= Extracted information =
_ _ _
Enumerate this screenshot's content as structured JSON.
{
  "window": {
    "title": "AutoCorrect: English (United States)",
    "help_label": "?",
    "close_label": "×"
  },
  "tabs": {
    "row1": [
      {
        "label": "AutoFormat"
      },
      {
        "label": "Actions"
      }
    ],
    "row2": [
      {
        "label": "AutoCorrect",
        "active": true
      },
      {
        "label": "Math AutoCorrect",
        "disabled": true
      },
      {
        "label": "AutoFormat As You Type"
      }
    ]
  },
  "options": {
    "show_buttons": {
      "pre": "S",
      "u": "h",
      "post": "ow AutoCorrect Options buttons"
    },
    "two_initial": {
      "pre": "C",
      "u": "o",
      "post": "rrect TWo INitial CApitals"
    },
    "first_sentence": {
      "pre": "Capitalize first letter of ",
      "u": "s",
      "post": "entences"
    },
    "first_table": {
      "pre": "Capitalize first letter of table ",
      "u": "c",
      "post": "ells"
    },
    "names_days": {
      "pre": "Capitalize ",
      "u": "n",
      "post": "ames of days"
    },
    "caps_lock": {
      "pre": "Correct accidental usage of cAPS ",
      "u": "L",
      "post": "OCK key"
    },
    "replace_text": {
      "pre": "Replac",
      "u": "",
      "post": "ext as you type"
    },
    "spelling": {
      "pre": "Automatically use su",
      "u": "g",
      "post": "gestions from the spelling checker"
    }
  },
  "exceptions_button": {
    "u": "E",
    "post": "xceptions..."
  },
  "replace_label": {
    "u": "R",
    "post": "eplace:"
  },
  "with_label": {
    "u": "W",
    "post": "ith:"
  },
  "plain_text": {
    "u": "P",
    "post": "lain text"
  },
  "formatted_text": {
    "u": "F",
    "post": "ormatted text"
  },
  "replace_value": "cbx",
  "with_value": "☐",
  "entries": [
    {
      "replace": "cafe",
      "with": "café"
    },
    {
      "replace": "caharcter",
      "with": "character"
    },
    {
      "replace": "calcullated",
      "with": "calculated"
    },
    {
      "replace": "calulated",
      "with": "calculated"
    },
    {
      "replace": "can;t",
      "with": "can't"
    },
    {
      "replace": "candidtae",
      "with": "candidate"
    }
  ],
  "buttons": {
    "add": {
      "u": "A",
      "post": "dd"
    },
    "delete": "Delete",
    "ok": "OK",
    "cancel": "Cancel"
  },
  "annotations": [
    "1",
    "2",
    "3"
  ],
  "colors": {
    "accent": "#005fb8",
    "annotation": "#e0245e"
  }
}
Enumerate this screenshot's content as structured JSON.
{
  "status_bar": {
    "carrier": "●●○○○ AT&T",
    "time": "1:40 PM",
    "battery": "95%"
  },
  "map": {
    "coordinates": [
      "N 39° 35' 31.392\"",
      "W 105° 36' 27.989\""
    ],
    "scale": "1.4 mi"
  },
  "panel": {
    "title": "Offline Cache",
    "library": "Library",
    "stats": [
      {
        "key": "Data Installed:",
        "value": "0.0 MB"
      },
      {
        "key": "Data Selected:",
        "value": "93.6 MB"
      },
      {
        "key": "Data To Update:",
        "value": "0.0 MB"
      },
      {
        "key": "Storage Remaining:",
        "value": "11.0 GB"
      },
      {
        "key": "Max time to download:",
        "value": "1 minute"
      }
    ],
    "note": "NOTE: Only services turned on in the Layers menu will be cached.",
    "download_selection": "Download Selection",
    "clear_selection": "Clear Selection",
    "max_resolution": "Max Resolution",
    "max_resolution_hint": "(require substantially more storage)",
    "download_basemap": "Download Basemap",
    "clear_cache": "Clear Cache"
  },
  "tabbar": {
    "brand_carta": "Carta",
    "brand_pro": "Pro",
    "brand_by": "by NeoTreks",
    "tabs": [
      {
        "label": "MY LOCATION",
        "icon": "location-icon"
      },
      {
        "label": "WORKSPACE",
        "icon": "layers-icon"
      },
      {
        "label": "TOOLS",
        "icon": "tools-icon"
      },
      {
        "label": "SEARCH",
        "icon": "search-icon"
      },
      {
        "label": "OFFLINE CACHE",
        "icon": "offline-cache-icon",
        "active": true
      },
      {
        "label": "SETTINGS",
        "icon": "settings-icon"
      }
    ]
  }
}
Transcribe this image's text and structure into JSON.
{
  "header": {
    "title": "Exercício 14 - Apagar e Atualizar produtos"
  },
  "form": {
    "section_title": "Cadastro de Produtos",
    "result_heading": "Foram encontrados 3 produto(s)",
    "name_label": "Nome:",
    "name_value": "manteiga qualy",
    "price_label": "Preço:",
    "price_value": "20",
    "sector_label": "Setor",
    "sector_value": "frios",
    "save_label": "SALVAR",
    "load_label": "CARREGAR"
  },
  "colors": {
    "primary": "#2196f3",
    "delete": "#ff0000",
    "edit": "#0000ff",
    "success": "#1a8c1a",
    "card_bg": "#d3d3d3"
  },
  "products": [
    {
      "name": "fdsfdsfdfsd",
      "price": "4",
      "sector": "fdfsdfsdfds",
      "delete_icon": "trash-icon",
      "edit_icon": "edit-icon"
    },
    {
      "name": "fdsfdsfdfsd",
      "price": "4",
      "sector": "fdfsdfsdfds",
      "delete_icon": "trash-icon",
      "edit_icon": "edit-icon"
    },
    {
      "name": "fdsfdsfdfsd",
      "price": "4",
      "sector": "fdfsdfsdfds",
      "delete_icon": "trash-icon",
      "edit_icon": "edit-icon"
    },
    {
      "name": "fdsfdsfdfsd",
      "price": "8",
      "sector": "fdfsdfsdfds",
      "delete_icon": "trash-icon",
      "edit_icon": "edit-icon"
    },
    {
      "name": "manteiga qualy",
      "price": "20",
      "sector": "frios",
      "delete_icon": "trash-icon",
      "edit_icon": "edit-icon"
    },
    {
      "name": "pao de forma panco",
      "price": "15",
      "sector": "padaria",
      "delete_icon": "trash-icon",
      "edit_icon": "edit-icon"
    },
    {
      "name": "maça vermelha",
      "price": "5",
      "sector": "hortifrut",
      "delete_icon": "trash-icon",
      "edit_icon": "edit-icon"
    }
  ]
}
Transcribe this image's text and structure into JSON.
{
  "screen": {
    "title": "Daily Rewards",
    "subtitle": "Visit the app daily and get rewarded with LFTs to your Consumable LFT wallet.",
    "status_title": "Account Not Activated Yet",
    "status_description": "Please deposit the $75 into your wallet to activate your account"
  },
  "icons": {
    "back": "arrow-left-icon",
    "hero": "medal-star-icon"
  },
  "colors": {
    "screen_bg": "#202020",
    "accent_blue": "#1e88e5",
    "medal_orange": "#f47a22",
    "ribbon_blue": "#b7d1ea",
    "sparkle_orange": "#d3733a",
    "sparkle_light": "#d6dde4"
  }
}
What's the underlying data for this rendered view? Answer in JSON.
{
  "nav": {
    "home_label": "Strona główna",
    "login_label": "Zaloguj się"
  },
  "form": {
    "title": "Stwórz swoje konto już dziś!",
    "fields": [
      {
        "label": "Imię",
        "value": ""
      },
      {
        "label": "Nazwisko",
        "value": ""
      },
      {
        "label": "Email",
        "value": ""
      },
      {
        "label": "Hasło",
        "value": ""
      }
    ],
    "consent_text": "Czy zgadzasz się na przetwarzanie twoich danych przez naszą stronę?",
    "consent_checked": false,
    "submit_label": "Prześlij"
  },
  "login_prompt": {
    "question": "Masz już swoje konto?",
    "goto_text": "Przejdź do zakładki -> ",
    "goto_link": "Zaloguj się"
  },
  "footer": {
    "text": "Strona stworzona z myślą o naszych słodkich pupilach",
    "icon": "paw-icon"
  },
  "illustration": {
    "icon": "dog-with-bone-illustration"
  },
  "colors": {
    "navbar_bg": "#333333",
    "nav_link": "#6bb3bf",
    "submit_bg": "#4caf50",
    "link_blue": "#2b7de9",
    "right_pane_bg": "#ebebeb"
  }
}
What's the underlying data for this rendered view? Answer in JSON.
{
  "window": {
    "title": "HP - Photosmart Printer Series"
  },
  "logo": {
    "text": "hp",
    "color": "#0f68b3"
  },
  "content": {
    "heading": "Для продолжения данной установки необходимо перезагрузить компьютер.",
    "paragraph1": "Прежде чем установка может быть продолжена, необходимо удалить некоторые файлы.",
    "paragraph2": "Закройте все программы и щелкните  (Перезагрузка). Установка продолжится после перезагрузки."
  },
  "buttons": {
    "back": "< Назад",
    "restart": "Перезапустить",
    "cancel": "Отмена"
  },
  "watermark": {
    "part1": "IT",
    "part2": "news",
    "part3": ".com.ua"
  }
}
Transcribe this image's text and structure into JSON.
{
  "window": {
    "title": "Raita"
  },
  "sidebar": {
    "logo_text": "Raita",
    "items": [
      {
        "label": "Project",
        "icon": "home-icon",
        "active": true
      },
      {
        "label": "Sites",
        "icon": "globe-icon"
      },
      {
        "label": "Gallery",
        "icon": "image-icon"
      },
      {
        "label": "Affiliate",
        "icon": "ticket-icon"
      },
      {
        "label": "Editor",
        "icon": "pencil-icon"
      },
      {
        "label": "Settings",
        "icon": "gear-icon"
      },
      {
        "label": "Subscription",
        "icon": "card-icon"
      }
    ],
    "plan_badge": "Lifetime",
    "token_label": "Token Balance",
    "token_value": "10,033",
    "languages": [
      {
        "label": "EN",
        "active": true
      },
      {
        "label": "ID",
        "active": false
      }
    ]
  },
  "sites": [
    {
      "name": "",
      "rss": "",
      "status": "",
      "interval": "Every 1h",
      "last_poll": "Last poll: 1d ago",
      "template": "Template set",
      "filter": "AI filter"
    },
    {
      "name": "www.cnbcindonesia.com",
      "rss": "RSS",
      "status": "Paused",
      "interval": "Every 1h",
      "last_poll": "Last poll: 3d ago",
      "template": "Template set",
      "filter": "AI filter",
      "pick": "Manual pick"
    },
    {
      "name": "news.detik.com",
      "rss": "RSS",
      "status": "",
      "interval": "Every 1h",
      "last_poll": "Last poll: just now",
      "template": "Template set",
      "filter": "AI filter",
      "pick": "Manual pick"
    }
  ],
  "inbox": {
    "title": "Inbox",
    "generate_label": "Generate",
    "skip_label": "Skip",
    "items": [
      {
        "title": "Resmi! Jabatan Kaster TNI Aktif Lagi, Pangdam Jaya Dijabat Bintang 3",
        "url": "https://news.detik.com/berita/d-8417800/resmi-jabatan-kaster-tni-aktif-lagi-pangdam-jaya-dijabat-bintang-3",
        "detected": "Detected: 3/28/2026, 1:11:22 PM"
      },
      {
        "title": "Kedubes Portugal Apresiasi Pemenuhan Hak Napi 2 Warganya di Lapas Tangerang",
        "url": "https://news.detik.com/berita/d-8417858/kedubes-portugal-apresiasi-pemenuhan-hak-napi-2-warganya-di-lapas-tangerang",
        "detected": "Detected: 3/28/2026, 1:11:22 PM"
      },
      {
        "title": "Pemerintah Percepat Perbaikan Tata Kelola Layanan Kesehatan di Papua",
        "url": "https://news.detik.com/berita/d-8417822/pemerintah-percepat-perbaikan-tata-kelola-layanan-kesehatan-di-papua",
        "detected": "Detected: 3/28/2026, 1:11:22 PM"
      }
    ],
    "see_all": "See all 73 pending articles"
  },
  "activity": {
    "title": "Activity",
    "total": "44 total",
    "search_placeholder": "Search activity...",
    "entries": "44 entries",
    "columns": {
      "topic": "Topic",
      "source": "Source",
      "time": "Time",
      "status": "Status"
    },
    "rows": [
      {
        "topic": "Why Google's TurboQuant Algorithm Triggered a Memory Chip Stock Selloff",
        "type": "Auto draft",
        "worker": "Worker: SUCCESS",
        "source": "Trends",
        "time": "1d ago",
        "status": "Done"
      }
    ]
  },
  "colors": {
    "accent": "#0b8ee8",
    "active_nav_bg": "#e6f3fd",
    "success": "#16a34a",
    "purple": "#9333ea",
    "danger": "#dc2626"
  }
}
_ _ _
= Required task =
Pull out all lines in the data above that include "wallet".

= Answer below =
    "subtitle": "Visit the app daily and get rewarded with LFTs to your Consumable LFT wallet.",
    "status_description": "Please deposit the $75 into your wallet to activate your account"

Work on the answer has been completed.